The task
Scan the data below for the string "placing". Copy every line where it appears.

Entries from a dataset:

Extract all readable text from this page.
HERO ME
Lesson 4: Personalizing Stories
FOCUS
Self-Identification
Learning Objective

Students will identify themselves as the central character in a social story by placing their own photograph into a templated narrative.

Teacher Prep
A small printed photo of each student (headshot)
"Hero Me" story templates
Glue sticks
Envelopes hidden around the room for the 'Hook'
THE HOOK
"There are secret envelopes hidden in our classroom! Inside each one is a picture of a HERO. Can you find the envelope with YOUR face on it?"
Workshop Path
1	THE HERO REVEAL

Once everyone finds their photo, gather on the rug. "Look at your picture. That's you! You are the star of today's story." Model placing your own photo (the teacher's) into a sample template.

Completed exercise
Students will identify themselves as the central character in a social story by placing their own photograph into a templated narrative.
Once everyone finds their photo, gather on the rug. "Look at your picture. That's you! You are the star of today's story." Model placing your own photo (the teacher's) into a sample template.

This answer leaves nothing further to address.